## [Exercise]
Reproduce every line of the material below word for word, keeping the original order.

## [Raw data]
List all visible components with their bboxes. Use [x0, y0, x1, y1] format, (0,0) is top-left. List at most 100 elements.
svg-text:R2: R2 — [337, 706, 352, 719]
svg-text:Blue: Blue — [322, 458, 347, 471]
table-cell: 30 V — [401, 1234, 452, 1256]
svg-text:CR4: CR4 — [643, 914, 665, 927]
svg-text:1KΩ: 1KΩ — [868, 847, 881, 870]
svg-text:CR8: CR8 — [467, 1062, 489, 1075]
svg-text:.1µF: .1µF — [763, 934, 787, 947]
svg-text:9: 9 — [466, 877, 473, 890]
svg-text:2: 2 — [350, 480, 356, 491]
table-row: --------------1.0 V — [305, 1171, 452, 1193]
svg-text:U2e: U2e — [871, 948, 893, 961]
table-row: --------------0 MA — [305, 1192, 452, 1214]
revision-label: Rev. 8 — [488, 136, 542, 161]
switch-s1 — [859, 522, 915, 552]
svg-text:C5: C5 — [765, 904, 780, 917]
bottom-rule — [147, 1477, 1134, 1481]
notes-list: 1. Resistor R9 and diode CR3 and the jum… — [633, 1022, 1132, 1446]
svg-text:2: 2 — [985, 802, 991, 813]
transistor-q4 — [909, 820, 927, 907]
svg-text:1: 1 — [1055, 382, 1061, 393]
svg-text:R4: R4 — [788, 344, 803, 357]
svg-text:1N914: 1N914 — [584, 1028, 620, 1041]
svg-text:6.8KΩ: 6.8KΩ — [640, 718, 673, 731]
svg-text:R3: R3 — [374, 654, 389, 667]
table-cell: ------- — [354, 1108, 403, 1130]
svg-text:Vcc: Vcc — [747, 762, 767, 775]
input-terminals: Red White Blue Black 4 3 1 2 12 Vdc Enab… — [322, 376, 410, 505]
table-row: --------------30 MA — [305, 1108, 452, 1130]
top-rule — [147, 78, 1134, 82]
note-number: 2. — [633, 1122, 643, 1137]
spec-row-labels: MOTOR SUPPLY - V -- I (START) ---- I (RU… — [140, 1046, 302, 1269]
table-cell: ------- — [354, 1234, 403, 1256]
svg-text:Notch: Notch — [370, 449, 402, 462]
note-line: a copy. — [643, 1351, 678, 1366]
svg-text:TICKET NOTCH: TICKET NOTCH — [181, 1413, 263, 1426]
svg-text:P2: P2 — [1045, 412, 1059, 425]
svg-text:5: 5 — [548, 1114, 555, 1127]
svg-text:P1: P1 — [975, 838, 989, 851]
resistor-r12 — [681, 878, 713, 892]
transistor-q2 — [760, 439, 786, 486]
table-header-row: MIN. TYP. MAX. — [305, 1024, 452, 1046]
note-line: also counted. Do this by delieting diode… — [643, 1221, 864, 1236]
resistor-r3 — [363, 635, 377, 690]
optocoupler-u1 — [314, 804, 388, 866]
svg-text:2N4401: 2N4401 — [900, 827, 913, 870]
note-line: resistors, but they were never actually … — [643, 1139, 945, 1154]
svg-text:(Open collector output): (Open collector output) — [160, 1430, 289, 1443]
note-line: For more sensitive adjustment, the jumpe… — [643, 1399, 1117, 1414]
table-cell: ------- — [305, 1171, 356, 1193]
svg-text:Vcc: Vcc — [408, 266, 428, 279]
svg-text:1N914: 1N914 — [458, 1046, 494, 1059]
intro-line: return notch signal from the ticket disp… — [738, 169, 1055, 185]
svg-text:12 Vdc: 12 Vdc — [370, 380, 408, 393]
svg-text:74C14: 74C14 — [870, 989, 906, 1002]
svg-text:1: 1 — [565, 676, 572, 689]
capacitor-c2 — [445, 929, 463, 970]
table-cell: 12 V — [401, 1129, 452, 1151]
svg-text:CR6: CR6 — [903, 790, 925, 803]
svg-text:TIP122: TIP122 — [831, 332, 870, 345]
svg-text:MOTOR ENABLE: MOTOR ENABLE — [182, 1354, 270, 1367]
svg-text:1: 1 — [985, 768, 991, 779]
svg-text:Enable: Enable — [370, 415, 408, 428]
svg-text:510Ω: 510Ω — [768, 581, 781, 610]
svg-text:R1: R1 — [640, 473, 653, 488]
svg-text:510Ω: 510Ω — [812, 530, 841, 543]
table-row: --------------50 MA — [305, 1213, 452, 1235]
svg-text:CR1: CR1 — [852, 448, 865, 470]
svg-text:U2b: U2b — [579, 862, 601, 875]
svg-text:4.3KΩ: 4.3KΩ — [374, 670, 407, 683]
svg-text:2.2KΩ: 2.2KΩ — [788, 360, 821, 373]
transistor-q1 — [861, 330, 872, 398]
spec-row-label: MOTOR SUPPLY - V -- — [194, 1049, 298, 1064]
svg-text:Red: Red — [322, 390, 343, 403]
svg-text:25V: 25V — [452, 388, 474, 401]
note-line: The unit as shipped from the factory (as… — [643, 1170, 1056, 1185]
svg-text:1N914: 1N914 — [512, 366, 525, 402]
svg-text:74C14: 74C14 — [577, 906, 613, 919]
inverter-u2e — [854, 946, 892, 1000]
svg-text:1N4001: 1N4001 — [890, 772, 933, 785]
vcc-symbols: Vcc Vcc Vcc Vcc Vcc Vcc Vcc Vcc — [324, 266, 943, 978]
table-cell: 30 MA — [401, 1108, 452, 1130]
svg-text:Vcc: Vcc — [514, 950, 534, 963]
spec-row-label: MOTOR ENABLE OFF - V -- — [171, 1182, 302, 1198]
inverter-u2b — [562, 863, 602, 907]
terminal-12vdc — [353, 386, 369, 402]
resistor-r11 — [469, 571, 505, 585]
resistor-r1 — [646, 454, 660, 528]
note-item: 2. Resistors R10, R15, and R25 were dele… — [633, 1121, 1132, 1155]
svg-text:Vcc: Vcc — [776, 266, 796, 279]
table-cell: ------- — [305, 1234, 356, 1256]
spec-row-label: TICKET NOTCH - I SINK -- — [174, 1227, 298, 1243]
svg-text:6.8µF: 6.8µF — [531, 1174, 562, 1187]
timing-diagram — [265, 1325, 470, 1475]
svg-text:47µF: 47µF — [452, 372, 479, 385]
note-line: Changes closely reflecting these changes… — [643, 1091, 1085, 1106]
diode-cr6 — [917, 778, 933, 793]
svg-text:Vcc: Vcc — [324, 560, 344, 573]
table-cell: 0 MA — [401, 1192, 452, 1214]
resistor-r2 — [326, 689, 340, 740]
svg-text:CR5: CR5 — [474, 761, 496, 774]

## [Answer to the exercise]
List all visible components with their bboxes. Use [x0, y0, x1, y1] format, (0,0) is top-left. List at most 100 elements.
svg-text:R2: R2 — [337, 706, 352, 719]
svg-text:Blue: Blue — [322, 458, 347, 471]
table-cell: 30 V — [401, 1234, 452, 1256]
svg-text:CR4: CR4 — [643, 914, 665, 927]
svg-text:1KΩ: 1KΩ — [868, 847, 881, 870]
svg-text:CR8: CR8 — [467, 1062, 489, 1075]
svg-text:.1µF: .1µF — [763, 934, 787, 947]
svg-text:9: 9 — [466, 877, 473, 890]
svg-text:2: 2 — [350, 480, 356, 491]
table-row: --------------1.0 V — [305, 1171, 452, 1193]
svg-text:U2e: U2e — [871, 948, 893, 961]
table-row: --------------0 MA — [305, 1192, 452, 1214]
revision-label: Rev. 8 — [488, 136, 542, 161]
switch-s1 — [859, 522, 915, 552]
svg-text:C5: C5 — [765, 904, 780, 917]
bottom-rule — [147, 1477, 1134, 1481]
notes-list: 1. Resistor R9 and diode CR3 and the jum… — [633, 1022, 1132, 1446]
svg-text:2: 2 — [985, 802, 991, 813]
transistor-q4 — [909, 820, 927, 907]
svg-text:1: 1 — [1055, 382, 1061, 393]
svg-text:R4: R4 — [788, 344, 803, 357]
svg-text:1N914: 1N914 — [584, 1028, 620, 1041]
svg-text:6.8KΩ: 6.8KΩ — [640, 718, 673, 731]
svg-text:R3: R3 — [374, 654, 389, 667]
table-cell: ------- — [354, 1108, 403, 1130]
svg-text:Vcc: Vcc — [747, 762, 767, 775]
input-terminals: Red White Blue Black 4 3 1 2 12 Vdc Enab… — [322, 376, 410, 505]
table-row: --------------30 MA — [305, 1108, 452, 1130]
top-rule — [147, 78, 1134, 82]
note-number: 2. — [633, 1122, 643, 1137]
spec-row-labels: MOTOR SUPPLY - V -- I (START) ---- I (RU… — [140, 1046, 302, 1269]
table-cell: ------- — [354, 1234, 403, 1256]
svg-text:Notch: Notch — [370, 449, 402, 462]
note-line: a copy. — [643, 1351, 678, 1366]
svg-text:TICKET NOTCH: TICKET NOTCH — [181, 1413, 263, 1426]
svg-text:P2: P2 — [1045, 412, 1059, 425]
svg-text:5: 5 — [548, 1114, 555, 1127]
svg-text:P1: P1 — [975, 838, 989, 851]
resistor-r12 — [681, 878, 713, 892]
transistor-q2 — [760, 439, 786, 486]
table-header-row: MIN. TYP. MAX. — [305, 1024, 452, 1046]
note-line: also counted. Do this by delieting diode… — [643, 1221, 864, 1236]
resistor-r3 — [363, 635, 377, 690]
optocoupler-u1 — [314, 804, 388, 866]
svg-text:2N4401: 2N4401 — [900, 827, 913, 870]
note-line: resistors, but they were never actually … — [643, 1139, 945, 1154]
svg-text:(Open collector output): (Open collector output) — [160, 1430, 289, 1443]
note-line: For more sensitive adjustment, the jumpe… — [643, 1399, 1117, 1414]
table-cell: ------- — [305, 1171, 356, 1193]
svg-text:Vcc: Vcc — [408, 266, 428, 279]
svg-text:1N914: 1N914 — [458, 1046, 494, 1059]
intro-line: return notch signal from the ticket disp… — [738, 169, 1055, 185]
svg-text:12 Vdc: 12 Vdc — [370, 380, 408, 393]
svg-text:74C14: 74C14 — [870, 989, 906, 1002]
svg-text:1: 1 — [565, 676, 572, 689]
capacitor-c2 — [445, 929, 463, 970]
table-cell: 12 V — [401, 1129, 452, 1151]
svg-text:CR6: CR6 — [903, 790, 925, 803]
svg-text:TIP122: TIP122 — [831, 332, 870, 345]
svg-text:MOTOR ENABLE: MOTOR ENABLE — [182, 1354, 270, 1367]
svg-text:1: 1 — [985, 768, 991, 779]
svg-text:Enable: Enable — [370, 415, 408, 428]
svg-text:510Ω: 510Ω — [768, 581, 781, 610]
svg-text:R1: R1 — [640, 473, 653, 488]
svg-text:510Ω: 510Ω — [812, 530, 841, 543]
table-row: --------------50 MA — [305, 1213, 452, 1235]
svg-text:CR1: CR1 — [852, 448, 865, 470]
svg-text:U2b: U2b — [579, 862, 601, 875]
svg-text:4.3KΩ: 4.3KΩ — [374, 670, 407, 683]
svg-text:2.2KΩ: 2.2KΩ — [788, 360, 821, 373]
transistor-q1 — [861, 330, 872, 398]
spec-row-label: MOTOR SUPPLY - V -- — [194, 1049, 298, 1064]
svg-text:Red: Red — [322, 390, 343, 403]
svg-text:25V: 25V — [452, 388, 474, 401]
note-line: The unit as shipped from the factory (as… — [643, 1170, 1056, 1185]
svg-text:1N914: 1N914 — [512, 366, 525, 402]
svg-text:74C14: 74C14 — [577, 906, 613, 919]
inverter-u2e — [854, 946, 892, 1000]
svg-text:1N4001: 1N4001 — [890, 772, 933, 785]
vcc-symbols: Vcc Vcc Vcc Vcc Vcc Vcc Vcc Vcc — [324, 266, 943, 978]
table-cell: 30 MA — [401, 1108, 452, 1130]
svg-text:Vcc: Vcc — [514, 950, 534, 963]
spec-row-label: MOTOR ENABLE OFF - V -- — [171, 1182, 302, 1198]
inverter-u2b — [562, 863, 602, 907]
terminal-12vdc — [353, 386, 369, 402]
resistor-r11 — [469, 571, 505, 585]
resistor-r1 — [646, 454, 660, 528]
note-item: 2. Resistors R10, R15, and R25 were dele… — [633, 1121, 1132, 1155]
svg-text:Vcc: Vcc — [776, 266, 796, 279]
table-cell: ------- — [305, 1234, 356, 1256]
spec-row-label: TICKET NOTCH - I SINK -- — [174, 1227, 298, 1243]
svg-text:6.8µF: 6.8µF — [531, 1174, 562, 1187]
timing-diagram — [265, 1325, 470, 1475]
svg-text:47µF: 47µF — [452, 372, 479, 385]
note-line: Changes closely reflecting these changes… — [643, 1091, 1085, 1106]
diode-cr6 — [917, 778, 933, 793]
svg-text:Vcc: Vcc — [324, 560, 344, 573]
table-cell: 0 MA — [401, 1192, 452, 1214]
resistor-r2 — [326, 689, 340, 740]
svg-text:CR5: CR5 — [474, 761, 496, 774]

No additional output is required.